Task statement: Copy out every line of the records where the string "стоимости" occurs.

....

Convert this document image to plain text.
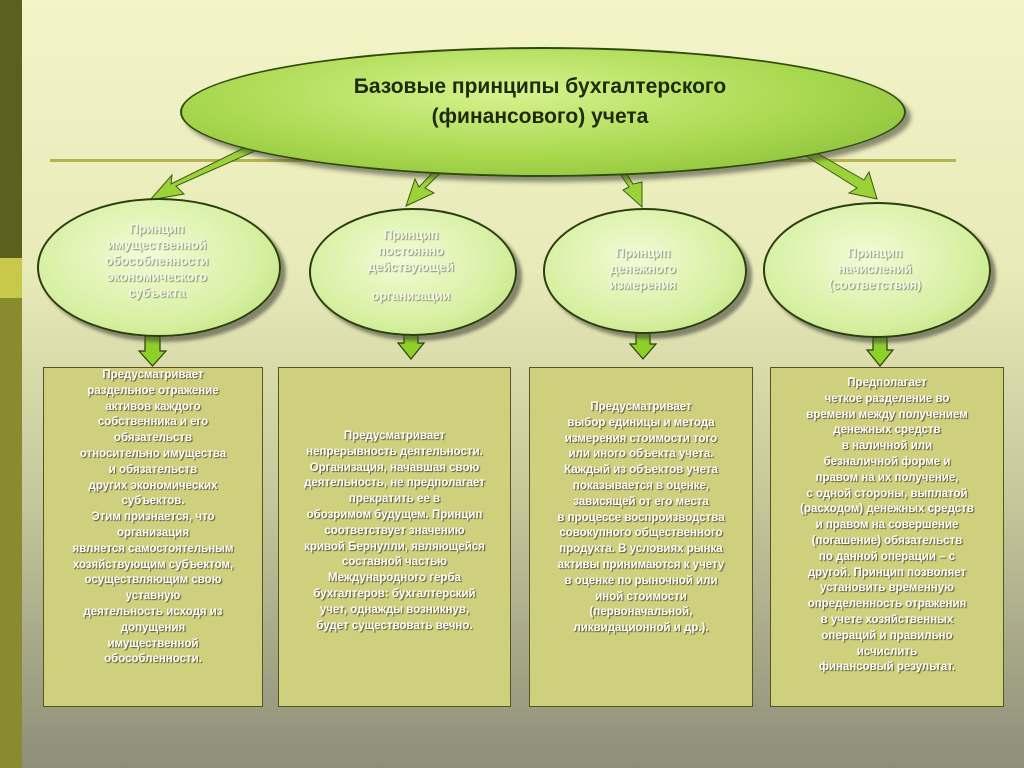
Базовые принципы бухгалтерского
(финансового) учета
Принцип
имущественной
обособленности
экономического
субъекта
Принцип
постоянно
действующей
организации
Принцип
денежного
измерения
Принцип
начислений
(соответствия)
Предусматривает
раздельное отражение
активов каждого
собственника и его
обязательств
относительно имущества
и обязательств
других экономических
субъектов.
Этим признается, что
организация
является самостоятельным
хозяйствующим субъектом,
осуществляющим свою
уставную
деятельность исходя из
допущения
имущественной
обособленности.
Предусматривает
непрерывность деятельности.
Организация, начавшая свою
деятельность, не предполагает
прекратить ее в
обозримом будущем. Принцип
соответствует значению
кривой Бернулли, являющейся
составной частью
Международного герба
бухгалтеров: бухгалтерский
учет, однажды возникнув,
будет существовать вечно.
Предусматривает
выбор единицы и метода
измерения стоимости того
или иного объекта учета.
Каждый из объектов учета
показывается в оценке,
зависящей от его места
в процессе воспроизводства
совокупного общественного
продукта. В условиях рынка
активы принимаются к учету
в оценке по рыночной или
иной стоимости
(первоначальной,
ликвидационной и др.).
Предполагает
четкое разделение во
времени между получением
денежных средств
в наличной или
безналичной форме и
правом на их получение,
с одной стороны, выплатой
(расходом) денежных средств
и правом на совершение
(погашение) обязательств
по данной операции – с
другой. Принцип позволяет
установить временную
определенность отражения
в учете хозяйственных
операций и правильно
исчислить
финансовый результат.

....

Answer to the task:
измерения стоимости того
иной стоимости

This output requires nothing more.